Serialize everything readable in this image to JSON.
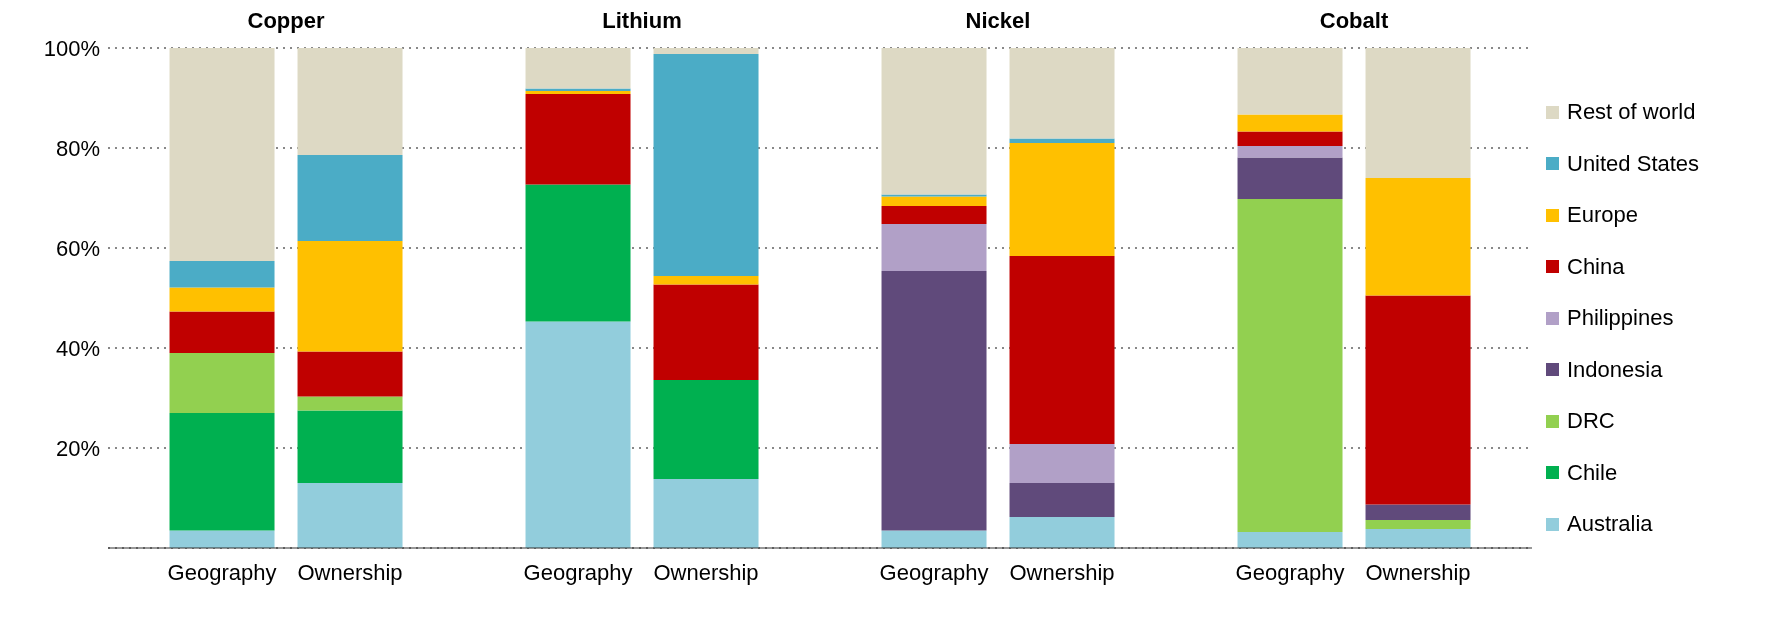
{
  "chart_data": [
    {
      "type": "bar",
      "title": "Copper",
      "categories": [
        "Geography",
        "Ownership"
      ],
      "stacked": true,
      "ylim": [
        0,
        100
      ],
      "yticks": [
        {
          "value": 0,
          "label": null
        },
        {
          "value": 20,
          "label": "20%"
        },
        {
          "value": 40,
          "label": "40%"
        },
        {
          "value": 60,
          "label": "60%"
        },
        {
          "value": 80,
          "label": "80%"
        },
        {
          "value": 100,
          "label": "100%"
        }
      ],
      "grid": "y",
      "series": [
        {
          "color": "#92cddc",
          "values": [
            3.5,
            13.0
          ]
        },
        {
          "color": "#00b050",
          "values": [
            23.5,
            14.5
          ]
        },
        {
          "color": "#92d050",
          "values": [
            12.0,
            2.8
          ]
        },
        {
          "color": "#604a7b",
          "values": [
            null,
            null
          ]
        },
        {
          "color": "#b1a0c7",
          "values": [
            null,
            null
          ]
        },
        {
          "color": "#c00000",
          "values": [
            8.3,
            9.0
          ]
        },
        {
          "color": "#ffc000",
          "values": [
            4.8,
            22.1
          ]
        },
        {
          "color": "#4bacc6",
          "values": [
            5.3,
            17.2
          ]
        },
        {
          "color": "#ddd9c4",
          "values": [
            42.6,
            21.4
          ]
        }
      ]
    },
    {
      "type": "bar",
      "title": "Lithium",
      "categories": [
        "Geography",
        "Ownership"
      ],
      "stacked": true,
      "ylim": [
        0,
        100
      ],
      "yticks": [
        0,
        20,
        40,
        60,
        80,
        100
      ],
      "grid": "y",
      "tick_labels": "x",
      "series": [
        {
          "color": "#92cddc",
          "values": [
            45.3,
            13.8
          ]
        },
        {
          "color": "#00b050",
          "values": [
            27.4,
            19.8
          ]
        },
        {
          "color": "#92d050",
          "values": [
            null,
            null
          ]
        },
        {
          "color": "#604a7b",
          "values": [
            null,
            null
          ]
        },
        {
          "color": "#b1a0c7",
          "values": [
            null,
            null
          ]
        },
        {
          "color": "#c00000",
          "values": [
            18.1,
            19.1
          ]
        },
        {
          "color": "#ffc000",
          "values": [
            0.6,
            1.7
          ]
        },
        {
          "color": "#4bacc6",
          "values": [
            0.5,
            44.4
          ]
        },
        {
          "color": "#ddd9c4",
          "values": [
            8.1,
            1.2
          ]
        }
      ]
    },
    {
      "type": "bar",
      "title": "Nickel",
      "categories": [
        "Geography",
        "Ownership"
      ],
      "stacked": true,
      "ylim": [
        0,
        100
      ],
      "yticks": [
        0,
        20,
        40,
        60,
        80,
        100
      ],
      "grid": "y",
      "tick_labels": "x",
      "series": [
        {
          "color": "#92cddc",
          "values": [
            3.5,
            6.2
          ]
        },
        {
          "color": "#00b050",
          "values": [
            null,
            null
          ]
        },
        {
          "color": "#92d050",
          "values": [
            null,
            null
          ]
        },
        {
          "color": "#604a7b",
          "values": [
            51.9,
            6.8
          ]
        },
        {
          "color": "#b1a0c7",
          "values": [
            9.4,
            7.8
          ]
        },
        {
          "color": "#c00000",
          "values": [
            3.6,
            37.6
          ]
        },
        {
          "color": "#ffc000",
          "values": [
            1.9,
            22.6
          ]
        },
        {
          "color": "#4bacc6",
          "values": [
            0.4,
            0.9
          ]
        },
        {
          "color": "#ddd9c4",
          "values": [
            29.3,
            18.1
          ]
        }
      ]
    },
    {
      "type": "bar",
      "title": "Cobalt",
      "categories": [
        "Geography",
        "Ownership"
      ],
      "stacked": true,
      "ylim": [
        0,
        100
      ],
      "yticks": [
        0,
        20,
        40,
        60,
        80,
        100
      ],
      "grid": "y",
      "tick_labels": "x",
      "legend": "right",
      "series": [
        {
          "name": "Australia",
          "color": "#92cddc",
          "values": [
            3.2,
            3.8
          ]
        },
        {
          "name": "Chile",
          "color": "#00b050",
          "values": [
            null,
            null
          ]
        },
        {
          "name": "DRC",
          "color": "#92d050",
          "values": [
            66.6,
            1.8
          ]
        },
        {
          "name": "Indonesia",
          "color": "#604a7b",
          "values": [
            8.3,
            3.1
          ]
        },
        {
          "name": "Philippines",
          "color": "#b1a0c7",
          "values": [
            2.3,
            null
          ]
        },
        {
          "name": "China",
          "color": "#c00000",
          "values": [
            2.9,
            41.8
          ]
        },
        {
          "name": "Europe",
          "color": "#ffc000",
          "values": [
            3.4,
            23.5
          ]
        },
        {
          "name": "United States",
          "color": "#4bacc6",
          "values": [
            null,
            null
          ]
        },
        {
          "name": "Rest of world",
          "color": "#ddd9c4",
          "values": [
            13.3,
            26.0
          ]
        }
      ]
    }
  ]
}
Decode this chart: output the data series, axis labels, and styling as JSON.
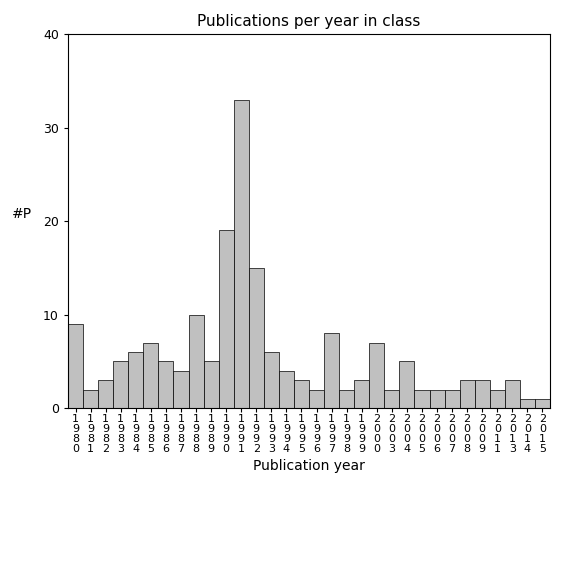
{
  "title": "Publications per year in class",
  "xlabel": "Publication year",
  "ylabel": "#P",
  "bar_color": "#c0c0c0",
  "bar_edgecolor": "#000000",
  "ylim": [
    0,
    40
  ],
  "yticks": [
    0,
    10,
    20,
    30,
    40
  ],
  "years": [
    1980,
    1981,
    1982,
    1983,
    1984,
    1985,
    1986,
    1987,
    1988,
    1989,
    1990,
    1991,
    1992,
    1993,
    1994,
    1995,
    1996,
    1997,
    1998,
    1999,
    2000,
    2003,
    2004,
    2005,
    2006,
    2007,
    2008,
    2009,
    2011,
    2013,
    2014,
    2015
  ],
  "values": [
    9,
    2,
    3,
    5,
    6,
    7,
    5,
    4,
    10,
    5,
    19,
    33,
    15,
    6,
    4,
    3,
    2,
    8,
    2,
    3,
    7,
    2,
    5,
    2,
    2,
    2,
    3,
    3,
    2,
    3,
    1,
    1
  ],
  "title_fontsize": 11,
  "xlabel_fontsize": 10,
  "ylabel_fontsize": 10,
  "tick_fontsize": 8
}
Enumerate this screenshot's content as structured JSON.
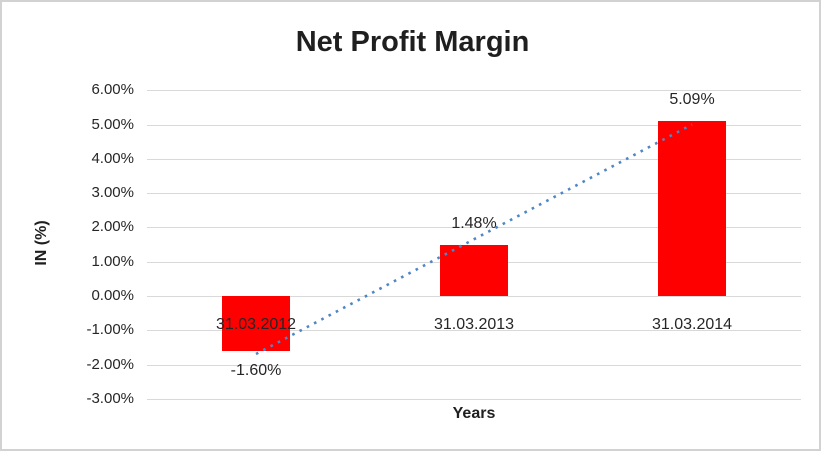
{
  "window": {
    "background": "#ffffff",
    "frame_border_color": "#d2d2d2"
  },
  "chart_data": {
    "type": "bar",
    "title": "Net Profit Margin",
    "xlabel": "Years",
    "ylabel": "IN (%)",
    "categories": [
      "31.03.2012",
      "31.03.2013",
      "31.03.2014"
    ],
    "values": [
      -1.6,
      1.48,
      5.09
    ],
    "data_labels": [
      "-1.60%",
      "1.48%",
      "5.09%"
    ],
    "series_name": "Net Profit Margin",
    "bar_color": "#ff0000",
    "ylim": [
      -3,
      6
    ],
    "ytick_values": [
      6,
      5,
      4,
      3,
      2,
      1,
      0,
      -1,
      -2,
      -3
    ],
    "ytick_labels": [
      "6.00%",
      "5.00%",
      "4.00%",
      "3.00%",
      "2.00%",
      "1.00%",
      "0.00%",
      "-1.00%",
      "-2.00%",
      "-3.00%"
    ],
    "grid": true,
    "gridline_color": "#d9d9d9",
    "legend": "none",
    "trendline": {
      "type": "linear",
      "style": "dotted",
      "color": "#4f86c6",
      "start_value": -1.69,
      "end_value": 5.0
    }
  }
}
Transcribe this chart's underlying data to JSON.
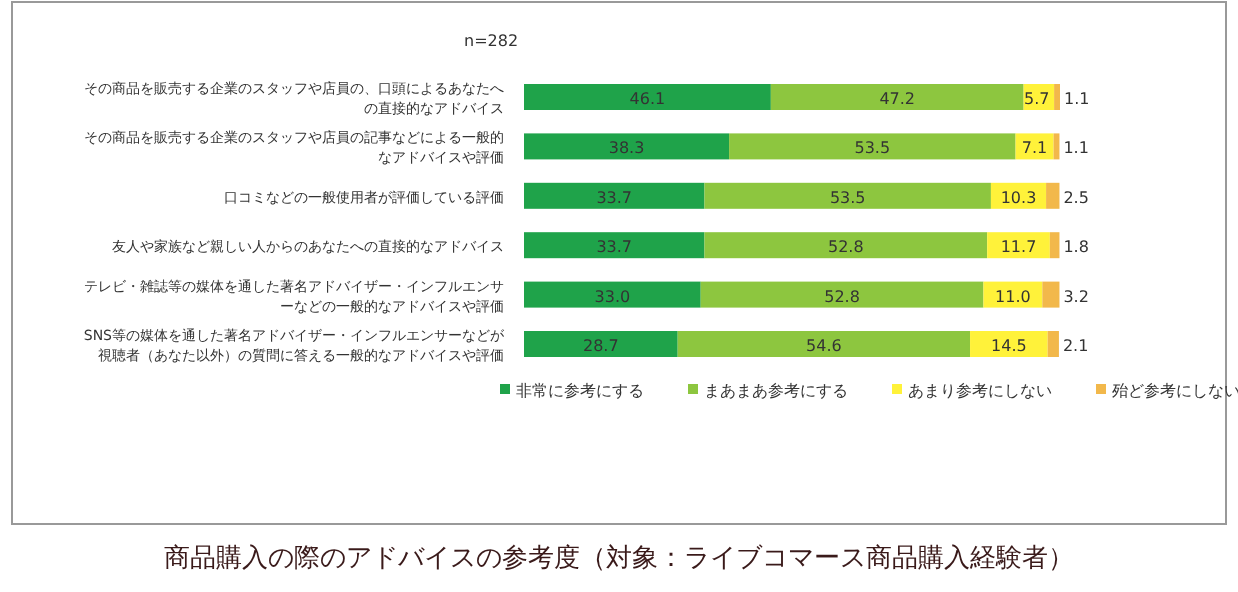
{
  "chart_data": {
    "type": "bar",
    "orientation": "horizontal",
    "stacked": true,
    "legend": "bottom",
    "title": "商品購入の際のアドバイスの参考度（対象：ライブコマース商品購入経験者）",
    "annotations": [
      "n=282"
    ],
    "categories": [
      "その商品を販売する企業のスタッフや店員の、口頭によるあなたへの直接的なアドバイス",
      "その商品を販売する企業のスタッフや店員の記事などによる一般的なアドバイスや評価",
      "口コミなどの一般使用者が評価している評価",
      "友人や家族など親しい人からのあなたへの直接的なアドバイス",
      "テレビ・雑誌等の媒体を通した著名アドバイザー・インフルエンサーなどの一般的なアドバイスや評価",
      "SNS等の媒体を通した著名アドバイザー・インフルエンサーなどが視聴者（あなた以外）の質問に答える一般的なアドバイスや評価"
    ],
    "series": [
      {
        "name": "非常に参考にする",
        "color": "#1fa34a",
        "values": [
          46.1,
          38.3,
          33.7,
          33.7,
          33.0,
          28.7
        ],
        "value_labels": [
          "46.1",
          "38.3",
          "33.7",
          "33.7",
          "33.0",
          "28.7"
        ]
      },
      {
        "name": "まあまあ参考にする",
        "color": "#8dc63f",
        "values": [
          47.2,
          53.5,
          53.5,
          52.8,
          52.8,
          54.6
        ],
        "value_labels": [
          "47.2",
          "53.5",
          "53.5",
          "52.8",
          "52.8",
          "54.6"
        ]
      },
      {
        "name": "あまり参考にしない",
        "color": "#fff23a",
        "values": [
          5.7,
          7.1,
          10.3,
          11.7,
          11.0,
          14.5
        ],
        "value_labels": [
          "5.7",
          "7.1",
          "10.3",
          "11.7",
          "11.0",
          "14.5"
        ]
      },
      {
        "name": "殆ど参考にしない",
        "color": "#f2b84b",
        "values": [
          1.1,
          1.1,
          2.5,
          1.8,
          3.2,
          2.1
        ],
        "value_labels": [
          "1.1",
          "1.1",
          "2.5",
          "1.8",
          "3.2",
          "2.1"
        ]
      }
    ]
  }
}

+ + + + + + +

### Written task
Show every line of the records above that contains the word "Margin".

### Expected output
    "title": "Net Profit Margin",
    "series_name": "Net Profit Margin",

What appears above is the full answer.